■ **DESCRIPTION OF THE TASK**: Copy out all lines that carry the word "SIFS".

■ **RECORD EXCERPTS**:
— start —

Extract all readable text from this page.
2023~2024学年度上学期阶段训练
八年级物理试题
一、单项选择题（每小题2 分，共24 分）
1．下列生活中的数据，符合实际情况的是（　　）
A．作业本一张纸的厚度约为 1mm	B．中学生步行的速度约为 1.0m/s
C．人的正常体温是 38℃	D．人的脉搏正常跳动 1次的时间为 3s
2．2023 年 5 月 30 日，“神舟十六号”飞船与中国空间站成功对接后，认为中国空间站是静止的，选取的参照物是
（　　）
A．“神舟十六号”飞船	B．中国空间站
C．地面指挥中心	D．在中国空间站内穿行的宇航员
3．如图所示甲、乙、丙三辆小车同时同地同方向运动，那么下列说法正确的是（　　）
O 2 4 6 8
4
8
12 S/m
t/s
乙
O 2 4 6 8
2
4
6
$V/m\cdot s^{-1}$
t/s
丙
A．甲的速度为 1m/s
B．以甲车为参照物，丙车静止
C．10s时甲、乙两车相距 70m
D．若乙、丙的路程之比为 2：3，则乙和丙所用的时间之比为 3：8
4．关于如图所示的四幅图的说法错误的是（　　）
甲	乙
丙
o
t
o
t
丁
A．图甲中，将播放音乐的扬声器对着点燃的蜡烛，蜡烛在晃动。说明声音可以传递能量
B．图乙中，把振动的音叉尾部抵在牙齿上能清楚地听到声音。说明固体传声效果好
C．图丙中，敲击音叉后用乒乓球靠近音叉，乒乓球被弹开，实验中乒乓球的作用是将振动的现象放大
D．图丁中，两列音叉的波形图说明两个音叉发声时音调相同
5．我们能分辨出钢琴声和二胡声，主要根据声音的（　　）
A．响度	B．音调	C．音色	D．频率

— end —
— start —

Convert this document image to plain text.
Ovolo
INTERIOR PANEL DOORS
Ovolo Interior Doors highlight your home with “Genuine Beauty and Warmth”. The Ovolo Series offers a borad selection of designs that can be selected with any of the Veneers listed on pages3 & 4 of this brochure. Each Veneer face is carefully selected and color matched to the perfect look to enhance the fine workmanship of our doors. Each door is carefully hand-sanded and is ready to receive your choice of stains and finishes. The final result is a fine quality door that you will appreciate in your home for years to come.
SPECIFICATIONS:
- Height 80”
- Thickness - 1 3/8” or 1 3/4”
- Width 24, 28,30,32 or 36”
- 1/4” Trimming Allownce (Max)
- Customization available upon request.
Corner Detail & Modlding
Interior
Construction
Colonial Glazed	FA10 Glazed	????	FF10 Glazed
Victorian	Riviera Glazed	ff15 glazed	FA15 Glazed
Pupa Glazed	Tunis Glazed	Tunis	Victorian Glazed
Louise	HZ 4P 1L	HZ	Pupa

— end —
— start —

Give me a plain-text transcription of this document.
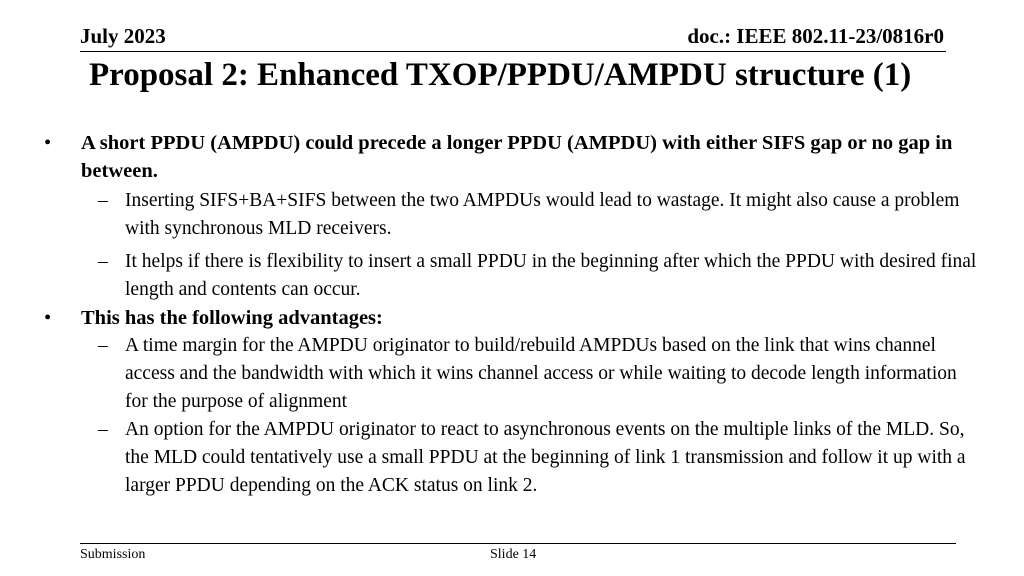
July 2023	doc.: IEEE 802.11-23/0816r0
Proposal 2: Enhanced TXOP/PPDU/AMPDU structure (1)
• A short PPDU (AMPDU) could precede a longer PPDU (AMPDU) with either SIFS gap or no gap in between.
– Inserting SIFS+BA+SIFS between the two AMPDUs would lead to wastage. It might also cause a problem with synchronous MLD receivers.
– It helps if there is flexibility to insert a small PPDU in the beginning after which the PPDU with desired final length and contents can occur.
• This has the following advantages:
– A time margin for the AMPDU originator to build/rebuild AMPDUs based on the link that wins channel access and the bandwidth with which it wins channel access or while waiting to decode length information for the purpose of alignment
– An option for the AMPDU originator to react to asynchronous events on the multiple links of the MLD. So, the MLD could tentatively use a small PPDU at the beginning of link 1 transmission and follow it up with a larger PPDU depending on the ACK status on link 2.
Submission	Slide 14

— end —

■ **WORKED ANSWER**:
• A short PPDU (AMPDU) could precede a longer PPDU (AMPDU) with either SIFS gap or no gap in between.
– Inserting SIFS+BA+SIFS between the two AMPDUs would lead to wastage. It might also cause a problem with synchronous MLD receivers.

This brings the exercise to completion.